EXERCISE MATERIALS:
━━━━━━━━━━━━━━━━━━━━
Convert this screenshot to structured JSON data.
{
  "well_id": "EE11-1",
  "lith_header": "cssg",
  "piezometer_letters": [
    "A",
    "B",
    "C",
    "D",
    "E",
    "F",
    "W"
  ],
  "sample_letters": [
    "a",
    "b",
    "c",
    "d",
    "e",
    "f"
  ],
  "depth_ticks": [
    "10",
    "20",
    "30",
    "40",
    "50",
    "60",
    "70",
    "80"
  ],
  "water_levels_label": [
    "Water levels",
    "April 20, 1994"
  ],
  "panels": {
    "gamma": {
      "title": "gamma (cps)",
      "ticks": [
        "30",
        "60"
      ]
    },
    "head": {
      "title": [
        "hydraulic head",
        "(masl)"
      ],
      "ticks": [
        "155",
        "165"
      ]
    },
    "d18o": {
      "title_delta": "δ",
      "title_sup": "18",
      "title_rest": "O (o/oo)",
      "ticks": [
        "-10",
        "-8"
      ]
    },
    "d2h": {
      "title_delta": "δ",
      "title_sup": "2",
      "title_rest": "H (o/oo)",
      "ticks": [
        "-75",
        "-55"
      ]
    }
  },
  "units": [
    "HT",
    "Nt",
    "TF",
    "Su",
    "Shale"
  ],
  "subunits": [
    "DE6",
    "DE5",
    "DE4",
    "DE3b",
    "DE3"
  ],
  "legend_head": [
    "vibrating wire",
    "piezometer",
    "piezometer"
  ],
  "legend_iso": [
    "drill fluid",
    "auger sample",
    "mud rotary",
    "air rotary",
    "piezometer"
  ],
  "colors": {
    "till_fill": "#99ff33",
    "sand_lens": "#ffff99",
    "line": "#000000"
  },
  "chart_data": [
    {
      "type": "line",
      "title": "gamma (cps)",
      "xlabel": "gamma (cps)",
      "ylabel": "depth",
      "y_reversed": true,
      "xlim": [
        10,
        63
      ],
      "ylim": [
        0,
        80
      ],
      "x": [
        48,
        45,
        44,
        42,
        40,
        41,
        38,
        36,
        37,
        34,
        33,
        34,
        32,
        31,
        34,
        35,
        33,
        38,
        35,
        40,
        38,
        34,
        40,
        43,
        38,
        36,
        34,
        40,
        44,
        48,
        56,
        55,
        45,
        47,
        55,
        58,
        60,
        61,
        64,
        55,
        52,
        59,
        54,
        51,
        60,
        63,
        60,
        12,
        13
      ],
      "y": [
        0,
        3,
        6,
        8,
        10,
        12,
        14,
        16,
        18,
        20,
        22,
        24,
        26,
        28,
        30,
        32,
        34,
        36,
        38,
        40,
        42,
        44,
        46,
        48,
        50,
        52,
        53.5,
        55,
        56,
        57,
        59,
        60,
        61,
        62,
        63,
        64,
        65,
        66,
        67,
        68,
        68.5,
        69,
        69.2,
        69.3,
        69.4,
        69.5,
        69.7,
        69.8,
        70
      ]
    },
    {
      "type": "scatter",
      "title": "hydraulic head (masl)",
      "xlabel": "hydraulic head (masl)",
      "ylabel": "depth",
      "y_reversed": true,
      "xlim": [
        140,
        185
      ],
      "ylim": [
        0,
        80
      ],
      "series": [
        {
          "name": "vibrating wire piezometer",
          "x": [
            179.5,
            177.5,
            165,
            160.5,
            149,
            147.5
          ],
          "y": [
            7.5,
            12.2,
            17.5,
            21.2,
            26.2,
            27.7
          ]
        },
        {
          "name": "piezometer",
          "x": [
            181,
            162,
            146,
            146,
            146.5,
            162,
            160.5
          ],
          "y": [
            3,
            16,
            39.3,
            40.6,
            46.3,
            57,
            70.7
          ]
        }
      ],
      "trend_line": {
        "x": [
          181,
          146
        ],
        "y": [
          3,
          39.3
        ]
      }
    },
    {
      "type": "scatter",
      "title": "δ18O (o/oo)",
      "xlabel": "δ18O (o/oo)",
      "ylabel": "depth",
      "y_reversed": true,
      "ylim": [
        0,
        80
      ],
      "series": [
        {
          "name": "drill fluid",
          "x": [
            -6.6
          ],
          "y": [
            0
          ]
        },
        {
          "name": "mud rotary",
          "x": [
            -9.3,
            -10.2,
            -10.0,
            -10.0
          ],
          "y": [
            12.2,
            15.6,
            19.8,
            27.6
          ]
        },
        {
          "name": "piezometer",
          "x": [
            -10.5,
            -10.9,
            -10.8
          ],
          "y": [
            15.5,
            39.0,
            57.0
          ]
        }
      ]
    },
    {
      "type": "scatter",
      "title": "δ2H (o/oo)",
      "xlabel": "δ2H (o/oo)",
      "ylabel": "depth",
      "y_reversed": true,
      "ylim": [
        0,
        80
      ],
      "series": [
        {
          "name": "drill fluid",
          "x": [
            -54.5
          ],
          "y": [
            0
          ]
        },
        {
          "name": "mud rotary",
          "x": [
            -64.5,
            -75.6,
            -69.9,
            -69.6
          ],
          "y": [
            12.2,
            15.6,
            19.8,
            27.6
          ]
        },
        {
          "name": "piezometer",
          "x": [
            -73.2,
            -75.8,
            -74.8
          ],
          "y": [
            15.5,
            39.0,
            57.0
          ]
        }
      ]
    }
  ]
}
━━━━━━━━━━━━━━━━━━━━
TASK DESCRIPTION:
Scan the entries above for the word "xlabel" and collect each line holding it.

EXPECTED ANSWER:
      "xlabel": "gamma (cps)",
      "xlabel": "hydraulic head (masl)",
      "xlabel": "δ18O (o/oo)",
      "xlabel": "δ2H (o/oo)",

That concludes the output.